> **RECORDS FOR THE TASK**:
+ + +

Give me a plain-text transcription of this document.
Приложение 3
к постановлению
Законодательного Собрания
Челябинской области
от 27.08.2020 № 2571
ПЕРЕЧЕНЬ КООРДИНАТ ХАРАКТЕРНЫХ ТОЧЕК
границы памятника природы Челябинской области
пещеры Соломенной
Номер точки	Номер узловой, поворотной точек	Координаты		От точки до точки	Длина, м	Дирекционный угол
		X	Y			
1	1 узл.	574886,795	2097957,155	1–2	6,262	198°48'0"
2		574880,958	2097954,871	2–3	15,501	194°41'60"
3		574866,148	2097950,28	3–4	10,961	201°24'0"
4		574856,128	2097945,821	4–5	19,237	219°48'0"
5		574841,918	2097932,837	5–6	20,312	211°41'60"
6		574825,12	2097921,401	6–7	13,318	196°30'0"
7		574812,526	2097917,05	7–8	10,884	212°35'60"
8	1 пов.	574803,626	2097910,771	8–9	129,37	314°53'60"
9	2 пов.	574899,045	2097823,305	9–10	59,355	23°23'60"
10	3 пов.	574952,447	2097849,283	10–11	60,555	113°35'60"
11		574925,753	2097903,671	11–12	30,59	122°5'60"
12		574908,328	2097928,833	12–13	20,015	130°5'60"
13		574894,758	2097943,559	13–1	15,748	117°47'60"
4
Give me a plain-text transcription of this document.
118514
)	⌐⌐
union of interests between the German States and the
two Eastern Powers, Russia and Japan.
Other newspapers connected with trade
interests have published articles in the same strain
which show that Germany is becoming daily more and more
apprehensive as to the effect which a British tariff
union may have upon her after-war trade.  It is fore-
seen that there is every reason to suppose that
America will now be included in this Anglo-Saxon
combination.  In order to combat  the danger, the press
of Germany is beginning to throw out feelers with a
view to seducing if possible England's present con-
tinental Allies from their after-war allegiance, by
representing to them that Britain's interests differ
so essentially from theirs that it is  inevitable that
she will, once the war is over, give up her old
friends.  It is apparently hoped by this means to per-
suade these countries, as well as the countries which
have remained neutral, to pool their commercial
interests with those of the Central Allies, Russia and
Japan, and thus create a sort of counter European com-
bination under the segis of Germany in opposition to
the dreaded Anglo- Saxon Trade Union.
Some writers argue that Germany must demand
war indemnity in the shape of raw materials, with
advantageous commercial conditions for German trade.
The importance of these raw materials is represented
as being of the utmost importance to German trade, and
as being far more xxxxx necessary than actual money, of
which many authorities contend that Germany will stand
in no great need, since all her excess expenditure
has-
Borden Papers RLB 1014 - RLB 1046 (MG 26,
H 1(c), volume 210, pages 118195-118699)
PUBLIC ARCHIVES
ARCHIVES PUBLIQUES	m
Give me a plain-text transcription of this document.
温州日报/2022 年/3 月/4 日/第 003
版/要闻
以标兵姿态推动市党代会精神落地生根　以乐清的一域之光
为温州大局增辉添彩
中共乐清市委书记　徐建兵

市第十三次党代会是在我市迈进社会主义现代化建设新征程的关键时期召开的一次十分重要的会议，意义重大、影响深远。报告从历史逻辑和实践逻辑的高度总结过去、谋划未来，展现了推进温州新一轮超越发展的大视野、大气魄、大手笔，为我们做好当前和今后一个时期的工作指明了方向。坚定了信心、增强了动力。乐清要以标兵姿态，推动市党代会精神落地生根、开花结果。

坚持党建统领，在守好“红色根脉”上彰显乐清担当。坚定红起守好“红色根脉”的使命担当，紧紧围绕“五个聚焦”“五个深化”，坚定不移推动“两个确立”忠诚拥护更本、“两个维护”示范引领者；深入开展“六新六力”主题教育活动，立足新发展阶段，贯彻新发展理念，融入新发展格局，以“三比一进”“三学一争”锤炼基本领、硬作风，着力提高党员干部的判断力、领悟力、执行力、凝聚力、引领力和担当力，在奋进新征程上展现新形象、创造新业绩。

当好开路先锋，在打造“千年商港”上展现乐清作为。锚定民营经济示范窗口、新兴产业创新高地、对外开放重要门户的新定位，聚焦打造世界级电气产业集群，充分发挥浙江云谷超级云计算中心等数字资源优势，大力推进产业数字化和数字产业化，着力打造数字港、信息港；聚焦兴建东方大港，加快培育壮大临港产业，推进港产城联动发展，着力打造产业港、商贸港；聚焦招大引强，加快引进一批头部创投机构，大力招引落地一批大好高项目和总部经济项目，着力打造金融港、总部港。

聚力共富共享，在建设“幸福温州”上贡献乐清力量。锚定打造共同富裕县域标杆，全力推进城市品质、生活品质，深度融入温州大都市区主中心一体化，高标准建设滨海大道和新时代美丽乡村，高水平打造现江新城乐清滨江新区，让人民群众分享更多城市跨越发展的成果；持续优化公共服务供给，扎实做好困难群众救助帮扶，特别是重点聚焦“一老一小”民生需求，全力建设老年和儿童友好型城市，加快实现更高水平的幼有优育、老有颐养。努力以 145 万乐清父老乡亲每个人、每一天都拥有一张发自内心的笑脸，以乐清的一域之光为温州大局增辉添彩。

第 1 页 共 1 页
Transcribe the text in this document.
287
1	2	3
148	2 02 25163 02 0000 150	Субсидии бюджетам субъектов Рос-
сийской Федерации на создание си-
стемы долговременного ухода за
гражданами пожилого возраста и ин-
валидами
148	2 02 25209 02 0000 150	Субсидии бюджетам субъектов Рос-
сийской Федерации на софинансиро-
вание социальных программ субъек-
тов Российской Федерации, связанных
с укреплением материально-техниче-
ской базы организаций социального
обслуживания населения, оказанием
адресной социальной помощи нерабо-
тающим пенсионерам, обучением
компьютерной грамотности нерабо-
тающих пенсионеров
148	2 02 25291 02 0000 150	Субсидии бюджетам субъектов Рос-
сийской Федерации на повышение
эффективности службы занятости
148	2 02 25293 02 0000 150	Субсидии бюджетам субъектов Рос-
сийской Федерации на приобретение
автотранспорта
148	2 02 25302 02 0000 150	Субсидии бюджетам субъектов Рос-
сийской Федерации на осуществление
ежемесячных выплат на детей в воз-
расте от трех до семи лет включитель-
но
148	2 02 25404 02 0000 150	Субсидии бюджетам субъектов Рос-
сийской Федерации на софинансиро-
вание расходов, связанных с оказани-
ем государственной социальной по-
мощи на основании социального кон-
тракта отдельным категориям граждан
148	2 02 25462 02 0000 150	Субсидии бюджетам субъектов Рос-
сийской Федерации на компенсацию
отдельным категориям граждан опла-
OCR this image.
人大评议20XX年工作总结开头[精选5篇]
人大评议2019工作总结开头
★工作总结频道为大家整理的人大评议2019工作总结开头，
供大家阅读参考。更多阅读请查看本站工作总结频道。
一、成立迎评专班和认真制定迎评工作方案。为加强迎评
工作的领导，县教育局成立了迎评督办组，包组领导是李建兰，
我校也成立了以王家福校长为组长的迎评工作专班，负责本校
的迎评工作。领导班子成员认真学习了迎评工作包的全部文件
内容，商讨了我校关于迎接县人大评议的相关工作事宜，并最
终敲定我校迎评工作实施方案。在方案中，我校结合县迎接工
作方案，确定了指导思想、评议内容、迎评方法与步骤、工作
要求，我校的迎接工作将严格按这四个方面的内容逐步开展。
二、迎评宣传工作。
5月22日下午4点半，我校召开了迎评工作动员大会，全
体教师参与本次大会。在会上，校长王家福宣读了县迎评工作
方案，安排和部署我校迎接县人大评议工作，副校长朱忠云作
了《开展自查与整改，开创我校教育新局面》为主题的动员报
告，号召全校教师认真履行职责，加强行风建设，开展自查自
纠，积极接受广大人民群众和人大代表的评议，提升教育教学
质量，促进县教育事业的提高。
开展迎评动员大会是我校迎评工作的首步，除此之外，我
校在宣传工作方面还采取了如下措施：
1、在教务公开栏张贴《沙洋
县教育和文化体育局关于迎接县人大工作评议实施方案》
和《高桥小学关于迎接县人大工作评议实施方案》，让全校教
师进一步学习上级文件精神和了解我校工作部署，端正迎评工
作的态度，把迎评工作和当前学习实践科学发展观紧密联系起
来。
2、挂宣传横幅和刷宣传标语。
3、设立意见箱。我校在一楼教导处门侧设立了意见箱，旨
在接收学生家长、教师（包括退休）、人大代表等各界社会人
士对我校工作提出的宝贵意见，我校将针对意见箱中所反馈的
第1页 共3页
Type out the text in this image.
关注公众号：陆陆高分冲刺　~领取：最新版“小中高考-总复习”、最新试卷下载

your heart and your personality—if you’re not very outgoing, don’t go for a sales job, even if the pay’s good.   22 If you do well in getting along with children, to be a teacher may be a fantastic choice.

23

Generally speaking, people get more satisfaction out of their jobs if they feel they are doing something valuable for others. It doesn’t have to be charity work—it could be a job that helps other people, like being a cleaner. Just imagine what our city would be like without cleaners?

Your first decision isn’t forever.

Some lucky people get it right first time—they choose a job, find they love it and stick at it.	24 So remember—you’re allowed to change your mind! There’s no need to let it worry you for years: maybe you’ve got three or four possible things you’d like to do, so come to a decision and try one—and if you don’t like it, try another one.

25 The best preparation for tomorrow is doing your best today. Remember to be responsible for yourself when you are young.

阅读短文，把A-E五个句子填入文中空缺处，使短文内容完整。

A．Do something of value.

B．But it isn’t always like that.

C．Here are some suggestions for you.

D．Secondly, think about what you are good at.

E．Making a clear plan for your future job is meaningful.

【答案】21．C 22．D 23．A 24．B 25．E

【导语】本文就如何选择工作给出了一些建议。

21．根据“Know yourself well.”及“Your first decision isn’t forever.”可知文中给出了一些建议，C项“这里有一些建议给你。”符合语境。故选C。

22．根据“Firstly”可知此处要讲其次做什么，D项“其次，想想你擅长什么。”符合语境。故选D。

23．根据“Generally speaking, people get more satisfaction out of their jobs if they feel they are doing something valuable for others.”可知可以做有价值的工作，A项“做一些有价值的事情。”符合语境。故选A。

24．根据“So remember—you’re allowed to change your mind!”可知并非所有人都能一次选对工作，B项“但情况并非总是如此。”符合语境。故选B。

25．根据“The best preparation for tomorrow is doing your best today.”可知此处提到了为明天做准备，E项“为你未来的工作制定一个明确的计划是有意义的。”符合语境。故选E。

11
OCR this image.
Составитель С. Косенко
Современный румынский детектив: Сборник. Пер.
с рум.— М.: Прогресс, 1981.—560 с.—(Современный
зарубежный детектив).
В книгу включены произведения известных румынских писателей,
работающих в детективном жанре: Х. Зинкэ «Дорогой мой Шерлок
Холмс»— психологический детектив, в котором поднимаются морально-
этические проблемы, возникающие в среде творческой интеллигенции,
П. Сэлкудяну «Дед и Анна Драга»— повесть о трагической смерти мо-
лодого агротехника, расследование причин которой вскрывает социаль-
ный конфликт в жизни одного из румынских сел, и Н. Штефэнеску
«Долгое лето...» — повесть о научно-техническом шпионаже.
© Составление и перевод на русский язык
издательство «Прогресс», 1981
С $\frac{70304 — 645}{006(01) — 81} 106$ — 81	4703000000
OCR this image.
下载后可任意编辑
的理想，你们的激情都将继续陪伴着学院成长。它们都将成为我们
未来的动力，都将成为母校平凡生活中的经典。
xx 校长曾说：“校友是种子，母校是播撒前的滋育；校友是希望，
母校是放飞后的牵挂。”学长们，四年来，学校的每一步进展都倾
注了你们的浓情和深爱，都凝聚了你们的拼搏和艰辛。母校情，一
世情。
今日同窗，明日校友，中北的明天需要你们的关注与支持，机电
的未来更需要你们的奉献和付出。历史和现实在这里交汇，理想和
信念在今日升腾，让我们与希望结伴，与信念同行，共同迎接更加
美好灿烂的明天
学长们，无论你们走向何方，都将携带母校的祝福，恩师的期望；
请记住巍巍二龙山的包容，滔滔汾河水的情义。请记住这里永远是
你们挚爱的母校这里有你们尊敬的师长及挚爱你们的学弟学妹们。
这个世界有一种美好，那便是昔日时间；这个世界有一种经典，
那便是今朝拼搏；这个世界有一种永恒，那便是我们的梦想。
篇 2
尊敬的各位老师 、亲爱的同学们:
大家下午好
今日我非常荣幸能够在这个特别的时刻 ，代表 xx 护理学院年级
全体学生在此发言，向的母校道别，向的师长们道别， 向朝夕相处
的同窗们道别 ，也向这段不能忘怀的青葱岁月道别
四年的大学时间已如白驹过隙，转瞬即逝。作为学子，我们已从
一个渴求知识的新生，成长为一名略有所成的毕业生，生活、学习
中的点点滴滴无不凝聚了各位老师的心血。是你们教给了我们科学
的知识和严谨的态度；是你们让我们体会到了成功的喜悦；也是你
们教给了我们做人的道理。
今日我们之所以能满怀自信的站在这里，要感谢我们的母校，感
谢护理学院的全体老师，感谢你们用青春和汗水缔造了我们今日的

+ + +

> **DIRECTIVE**:
Find each line holding "повесть". Copy it out.

> **TASK SOLUTION**:
П. Сэлкудяну «Дед и Анна Драга»— повесть о трагической смерти мо-
«Долгое лето...» — повесть о научно-техническом шпионаже.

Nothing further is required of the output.